:: Your task ::
Return every line of the material exactly.

┌──

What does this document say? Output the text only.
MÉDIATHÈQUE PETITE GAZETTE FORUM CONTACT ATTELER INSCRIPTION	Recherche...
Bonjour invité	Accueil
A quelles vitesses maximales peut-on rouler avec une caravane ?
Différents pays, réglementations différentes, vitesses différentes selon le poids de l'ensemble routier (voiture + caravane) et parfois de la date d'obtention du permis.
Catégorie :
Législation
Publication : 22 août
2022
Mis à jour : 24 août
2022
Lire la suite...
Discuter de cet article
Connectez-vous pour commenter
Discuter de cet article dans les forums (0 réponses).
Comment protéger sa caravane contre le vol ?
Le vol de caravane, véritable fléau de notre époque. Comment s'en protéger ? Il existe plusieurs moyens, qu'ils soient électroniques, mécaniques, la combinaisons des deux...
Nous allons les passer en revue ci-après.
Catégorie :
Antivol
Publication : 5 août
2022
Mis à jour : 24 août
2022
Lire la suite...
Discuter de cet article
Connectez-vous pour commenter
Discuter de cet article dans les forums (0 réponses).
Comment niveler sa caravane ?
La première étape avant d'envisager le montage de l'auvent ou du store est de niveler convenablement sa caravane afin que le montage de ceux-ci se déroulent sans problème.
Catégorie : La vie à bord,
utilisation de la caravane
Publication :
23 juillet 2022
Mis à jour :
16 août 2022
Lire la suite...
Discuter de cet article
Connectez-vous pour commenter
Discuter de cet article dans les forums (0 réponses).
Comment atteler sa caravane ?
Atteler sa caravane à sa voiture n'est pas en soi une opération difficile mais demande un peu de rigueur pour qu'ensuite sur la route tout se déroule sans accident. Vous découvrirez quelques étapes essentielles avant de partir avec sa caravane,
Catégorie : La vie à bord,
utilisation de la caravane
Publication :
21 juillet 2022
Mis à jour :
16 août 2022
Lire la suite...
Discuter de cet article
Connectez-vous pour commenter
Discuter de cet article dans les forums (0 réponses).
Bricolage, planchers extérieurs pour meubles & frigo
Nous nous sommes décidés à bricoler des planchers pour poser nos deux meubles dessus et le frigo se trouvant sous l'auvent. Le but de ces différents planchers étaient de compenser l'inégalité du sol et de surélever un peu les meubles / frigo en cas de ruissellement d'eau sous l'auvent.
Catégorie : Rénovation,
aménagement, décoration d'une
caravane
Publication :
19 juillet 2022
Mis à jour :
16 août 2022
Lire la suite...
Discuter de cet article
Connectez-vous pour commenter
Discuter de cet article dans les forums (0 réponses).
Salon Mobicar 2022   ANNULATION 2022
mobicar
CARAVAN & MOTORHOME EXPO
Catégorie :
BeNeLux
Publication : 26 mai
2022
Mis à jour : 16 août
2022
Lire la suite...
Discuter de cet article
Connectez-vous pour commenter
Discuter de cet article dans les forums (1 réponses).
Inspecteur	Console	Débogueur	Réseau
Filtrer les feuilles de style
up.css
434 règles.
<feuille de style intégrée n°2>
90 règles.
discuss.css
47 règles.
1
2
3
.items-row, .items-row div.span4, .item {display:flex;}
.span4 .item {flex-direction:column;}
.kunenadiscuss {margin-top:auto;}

└──

:: Solution for this task ::
What does this document say? Output the text only.
MÉDIATHÈQUE PETITE GAZETTE FORUM CONTACT ATTELER INSCRIPTION	Recherche...
Bonjour invité	Accueil
A quelles vitesses maximales peut-on rouler avec une caravane ?
Différents pays, réglementations différentes, vitesses différentes selon le poids de l'ensemble routier (voiture + caravane) et parfois de la date d'obtention du permis.
Catégorie :
Législation
Publication : 22 août
2022
Mis à jour : 24 août
2022
Lire la suite...
Discuter de cet article
Connectez-vous pour commenter
Discuter de cet article dans les forums (0 réponses).
Comment protéger sa caravane contre le vol ?
Le vol de caravane, véritable fléau de notre époque. Comment s'en protéger ? Il existe plusieurs moyens, qu'ils soient électroniques, mécaniques, la combinaisons des deux...
Nous allons les passer en revue ci-après.
Catégorie :
Antivol
Publication : 5 août
2022
Mis à jour : 24 août
2022
Lire la suite...
Discuter de cet article
Connectez-vous pour commenter
Discuter de cet article dans les forums (0 réponses).
Comment niveler sa caravane ?
La première étape avant d'envisager le montage de l'auvent ou du store est de niveler convenablement sa caravane afin que le montage de ceux-ci se déroulent sans problème.
Catégorie : La vie à bord,
utilisation de la caravane
Publication :
23 juillet 2022
Mis à jour :
16 août 2022
Lire la suite...
Discuter de cet article
Connectez-vous pour commenter
Discuter de cet article dans les forums (0 réponses).
Comment atteler sa caravane ?
Atteler sa caravane à sa voiture n'est pas en soi une opération difficile mais demande un peu de rigueur pour qu'ensuite sur la route tout se déroule sans accident. Vous découvrirez quelques étapes essentielles avant de partir avec sa caravane,
Catégorie : La vie à bord,
utilisation de la caravane
Publication :
21 juillet 2022
Mis à jour :
16 août 2022
Lire la suite...
Discuter de cet article
Connectez-vous pour commenter
Discuter de cet article dans les forums (0 réponses).
Bricolage, planchers extérieurs pour meubles & frigo
Nous nous sommes décidés à bricoler des planchers pour poser nos deux meubles dessus et le frigo se trouvant sous l'auvent. Le but de ces différents planchers étaient de compenser l'inégalité du sol et de surélever un peu les meubles / frigo en cas de ruissellement d'eau sous l'auvent.
Catégorie : Rénovation,
aménagement, décoration d'une
caravane
Publication :
19 juillet 2022
Mis à jour :
16 août 2022
Lire la suite...
Discuter de cet article
Connectez-vous pour commenter
Discuter de cet article dans les forums (0 réponses).
Salon Mobicar 2022   ANNULATION 2022
mobicar
CARAVAN & MOTORHOME EXPO
Catégorie :
BeNeLux
Publication : 26 mai
2022
Mis à jour : 16 août
2022
Lire la suite...
Discuter de cet article
Connectez-vous pour commenter
Discuter de cet article dans les forums (1 réponses).
Inspecteur	Console	Débogueur	Réseau
Filtrer les feuilles de style
up.css
434 règles.
<feuille de style intégrée n°2>
90 règles.
discuss.css
47 règles.
1
2
3
.items-row, .items-row div.span4, .item {display:flex;}
.span4 .item {flex-direction:column;}
.kunenadiscuss {margin-top:auto;}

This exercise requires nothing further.